**PROBLEM TO WORK ON:** Find how many lines hold the word "name". Give only the number.

**EXERCISE INPUTS:**
--------------------------------
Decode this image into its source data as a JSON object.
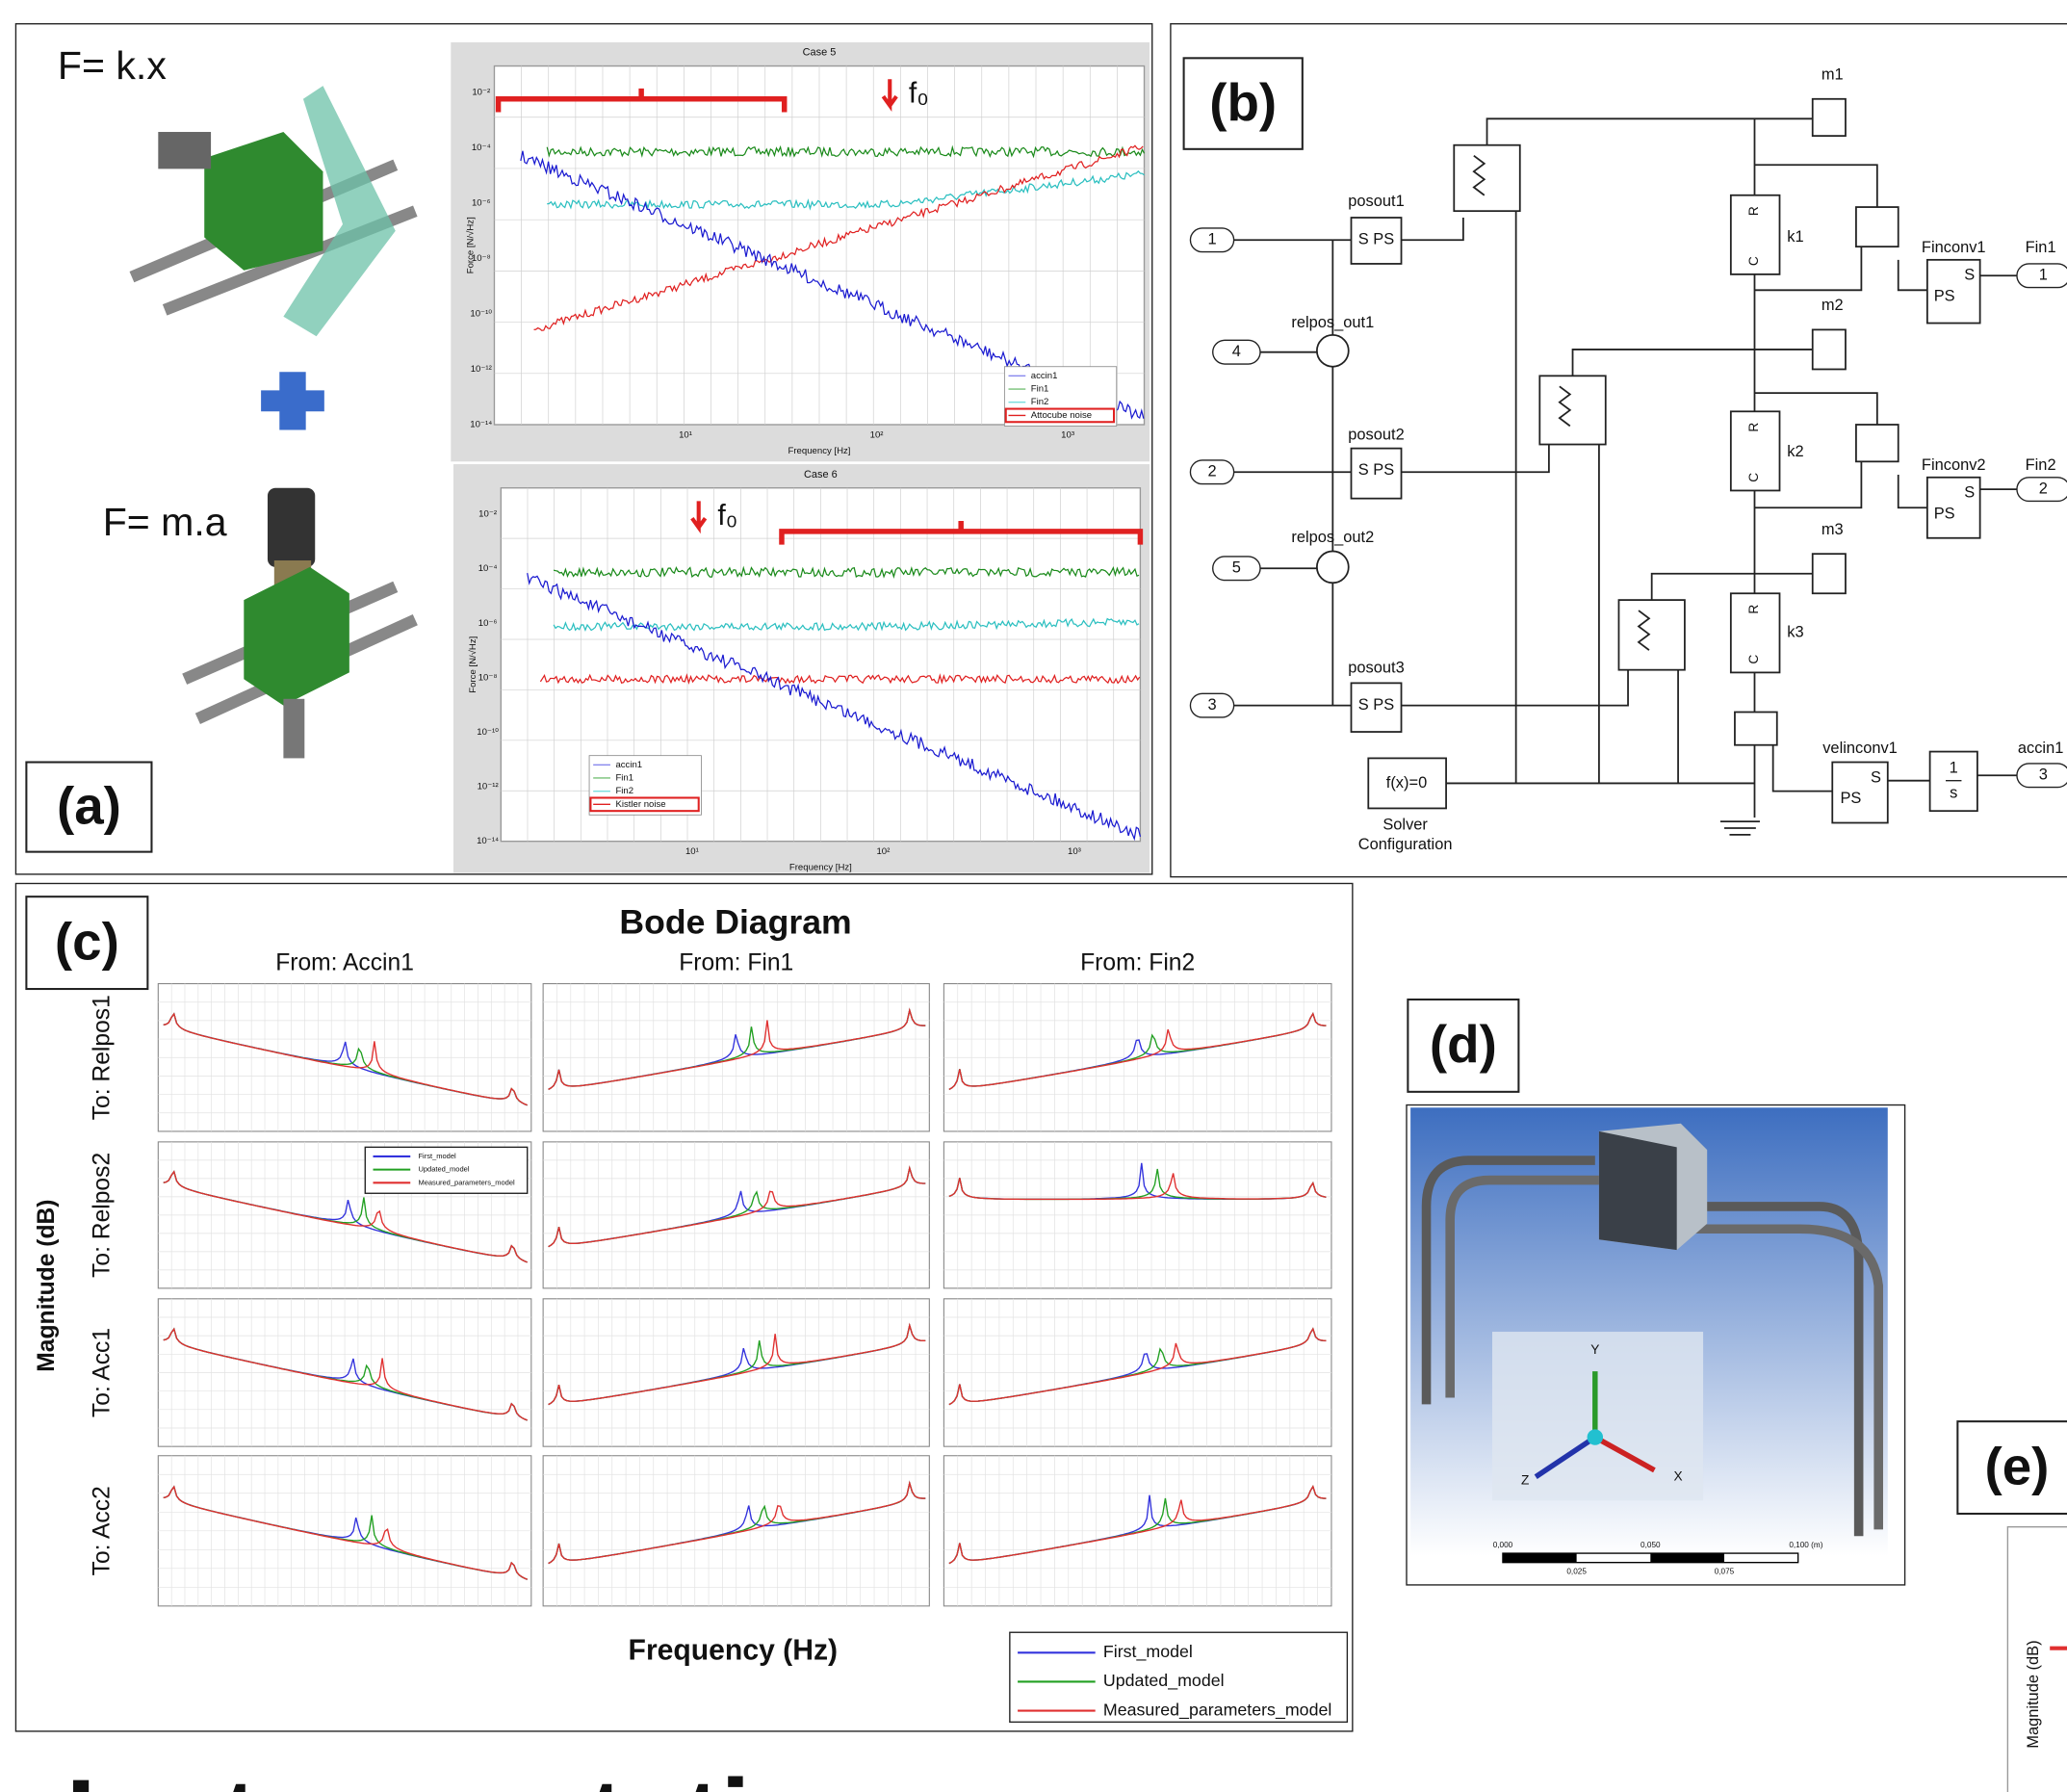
{
  "panel_a": {
    "label": "(a)",
    "formula_spring": "F= k.x",
    "formula_mass": "F= m.a",
    "plot_top": {
      "title": "Case 5",
      "xlabel": "Frequency [Hz]",
      "ylabel": "Force [N/√Hz]",
      "marker": "f₀",
      "legend": [
        "accin1",
        "Fin1",
        "Fin2",
        "Attocube noise"
      ]
    },
    "plot_bottom": {
      "title": "Case 6",
      "xlabel": "Frequency [Hz]",
      "ylabel": "Force [N/√Hz]",
      "marker": "f₀",
      "legend": [
        "accin1",
        "Fin1",
        "Fin2",
        "Kistler noise"
      ]
    },
    "yticks": [
      "10⁻²",
      "10⁻⁴",
      "10⁻⁶",
      "10⁻⁸",
      "10⁻¹⁰",
      "10⁻¹²",
      "10⁻¹⁴"
    ],
    "xticks": [
      "10¹",
      "10²",
      "10³"
    ]
  },
  "panel_b": {
    "label": "(b)",
    "masses": [
      "m1",
      "m2",
      "m3"
    ],
    "springs": [
      "k1",
      "k2",
      "k3"
    ],
    "outputs": [
      {
        "name": "posout1",
        "port": "1"
      },
      {
        "name": "posout2",
        "port": "2"
      },
      {
        "name": "posout3",
        "port": "3"
      }
    ],
    "relpos": [
      {
        "name": "relpos_out1",
        "port": "4"
      },
      {
        "name": "relpos_out2",
        "port": "5"
      }
    ],
    "inputs": [
      {
        "name": "Fin1",
        "conv": "Finconv1",
        "port": "1"
      },
      {
        "name": "Fin2",
        "conv": "Finconv2",
        "port": "2"
      },
      {
        "name": "accin1",
        "conv": "velinconv1",
        "port": "3"
      }
    ],
    "sps": "S PS",
    "ps": "PS",
    "s": "S",
    "integrator_num": "1",
    "integrator_den": "s",
    "solver": "f(x)=0",
    "solver_caption": [
      "Solver",
      "Configuration"
    ],
    "port_r": "R",
    "port_c": "C"
  },
  "panel_c": {
    "label": "(c)",
    "title": "Bode Diagram",
    "columns": [
      "From: Accin1",
      "From: Fin1",
      "From: Fin2"
    ],
    "rows": [
      "To: Relpos1",
      "To: Relpos2",
      "To: Acc1",
      "To: Acc2"
    ],
    "ylabel": "Magnitude (dB)",
    "xlabel": "Frequency (Hz)",
    "legend": [
      {
        "name": "First_model",
        "color": "#3333dd"
      },
      {
        "name": "Updated_model",
        "color": "#22a022"
      },
      {
        "name": "Measured_parameters_model",
        "color": "#e03030"
      }
    ]
  },
  "panel_d": {
    "label": "(d)",
    "axes": [
      "Y",
      "Z",
      "X"
    ],
    "scale_top": [
      "0,000",
      "0,050",
      "0,100 (m)"
    ],
    "scale_bottom": [
      "0,025",
      "0,075"
    ]
  },
  "panel_e": {
    "label": "(e)",
    "ylabel": "Magnitude (dB)"
  },
  "heading": "Instrumentation"
}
--------------------------------
**FINISHED TASK:** 11